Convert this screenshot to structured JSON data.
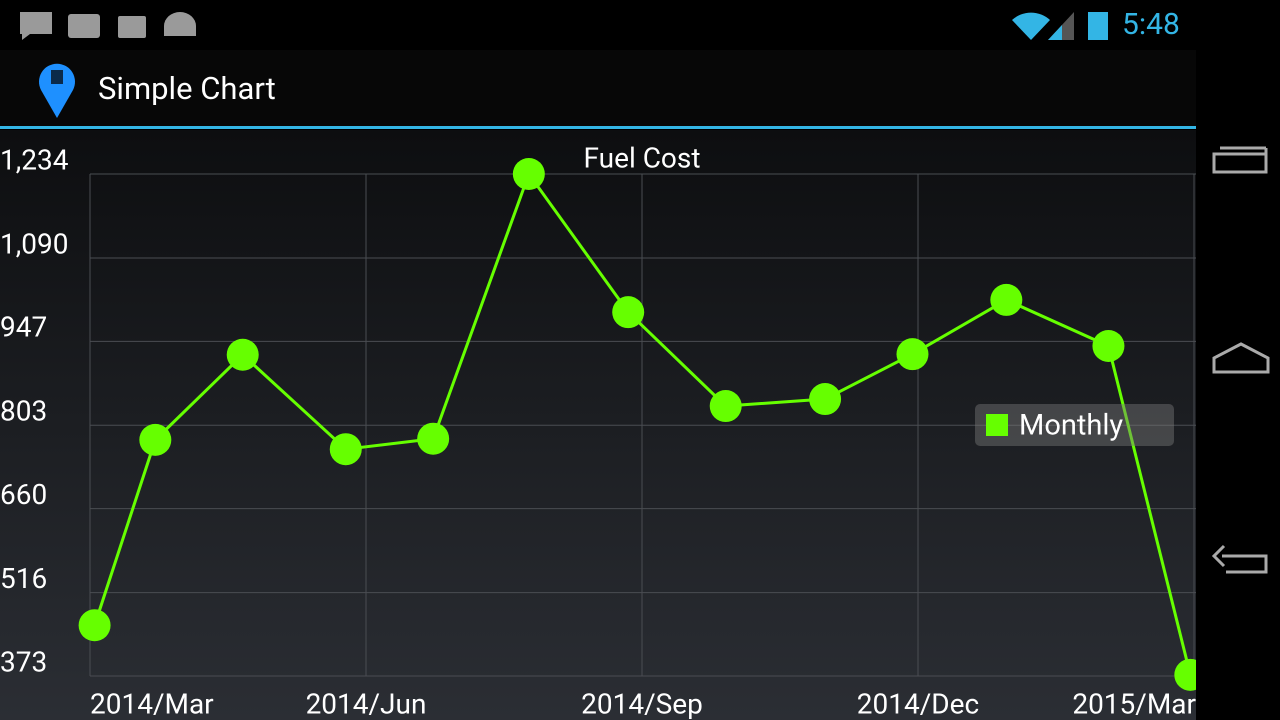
{
  "status_bar": {
    "time": "5:48"
  },
  "action_bar": {
    "title": "Simple Chart"
  },
  "chart_data": {
    "type": "line",
    "title": "Fuel Cost",
    "x": [
      0.05,
      0.71,
      1.66,
      2.78,
      3.73,
      4.77,
      5.85,
      6.91,
      7.99,
      8.94,
      9.96,
      11.07,
      11.96
    ],
    "xlim": [
      0,
      12
    ],
    "xticks": [
      {
        "value": 0,
        "label": "2014/Mar"
      },
      {
        "value": 3,
        "label": "2014/Jun"
      },
      {
        "value": 6,
        "label": "2014/Sep"
      },
      {
        "value": 9,
        "label": "2014/Dec"
      },
      {
        "value": 12,
        "label": "2015/Mar"
      }
    ],
    "ylim": [
      373,
      1234
    ],
    "yticks": [
      373,
      516,
      660,
      803,
      947,
      {
        "value": 1090,
        "label": "1,090"
      },
      {
        "value": 1234,
        "label": "1,234"
      }
    ],
    "series": [
      {
        "name": "Monthly",
        "color": "#66ff00",
        "values": [
          460,
          778,
          924,
          762,
          780,
          1234,
          997,
          836,
          848,
          925,
          1018,
          939,
          375
        ]
      }
    ],
    "grid": true,
    "legend": "right"
  }
}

Goal of the exercise
Pull every line holding "label" out of the records.

Full output
        "label": "2014/Mar"
        "label": "2014/Jun"
        "label": "2014/Sep"
        "label": "2014/Dec"
        "label": "2015/Mar"
        "label": "1,090"
        "label": "1,234"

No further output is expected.